WHAT YOU HAVE TO DO: Nothing in the records may be left out or altered; reproduce them all exactly.

## START EXERCISE MATERIAL

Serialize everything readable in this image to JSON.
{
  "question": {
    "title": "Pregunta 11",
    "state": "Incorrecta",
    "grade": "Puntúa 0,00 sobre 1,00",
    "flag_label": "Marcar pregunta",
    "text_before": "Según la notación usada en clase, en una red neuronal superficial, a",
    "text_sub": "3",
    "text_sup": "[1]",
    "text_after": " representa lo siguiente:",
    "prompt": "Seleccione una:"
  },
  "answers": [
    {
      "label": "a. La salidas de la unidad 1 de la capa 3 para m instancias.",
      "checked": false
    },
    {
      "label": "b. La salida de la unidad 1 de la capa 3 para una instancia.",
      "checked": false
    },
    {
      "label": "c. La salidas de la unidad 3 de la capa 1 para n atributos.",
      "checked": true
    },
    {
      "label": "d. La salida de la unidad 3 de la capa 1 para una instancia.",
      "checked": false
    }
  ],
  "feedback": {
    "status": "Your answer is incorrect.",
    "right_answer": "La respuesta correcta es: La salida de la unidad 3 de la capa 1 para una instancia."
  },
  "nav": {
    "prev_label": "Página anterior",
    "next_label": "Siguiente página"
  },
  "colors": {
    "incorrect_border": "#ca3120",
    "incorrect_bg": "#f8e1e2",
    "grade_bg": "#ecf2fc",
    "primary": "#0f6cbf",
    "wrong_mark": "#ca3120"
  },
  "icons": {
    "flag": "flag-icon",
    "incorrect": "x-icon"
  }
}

## END EXERCISE MATERIAL

TASK ANSWER:
Serialize everything readable in this image to JSON.
{
  "question": {
    "title": "Pregunta 11",
    "state": "Incorrecta",
    "grade": "Puntúa 0,00 sobre 1,00",
    "flag_label": "Marcar pregunta",
    "text_before": "Según la notación usada en clase, en una red neuronal superficial, a",
    "text_sub": "3",
    "text_sup": "[1]",
    "text_after": " representa lo siguiente:",
    "prompt": "Seleccione una:"
  },
  "answers": [
    {
      "label": "a. La salidas de la unidad 1 de la capa 3 para m instancias.",
      "checked": false
    },
    {
      "label": "b. La salida de la unidad 1 de la capa 3 para una instancia.",
      "checked": false
    },
    {
      "label": "c. La salidas de la unidad 3 de la capa 1 para n atributos.",
      "checked": true
    },
    {
      "label": "d. La salida de la unidad 3 de la capa 1 para una instancia.",
      "checked": false
    }
  ],
  "feedback": {
    "status": "Your answer is incorrect.",
    "right_answer": "La respuesta correcta es: La salida de la unidad 3 de la capa 1 para una instancia."
  },
  "nav": {
    "prev_label": "Página anterior",
    "next_label": "Siguiente página"
  },
  "colors": {
    "incorrect_border": "#ca3120",
    "incorrect_bg": "#f8e1e2",
    "grade_bg": "#ecf2fc",
    "primary": "#0f6cbf",
    "wrong_mark": "#ca3120"
  },
  "icons": {
    "flag": "flag-icon",
    "incorrect": "x-icon"
  }
}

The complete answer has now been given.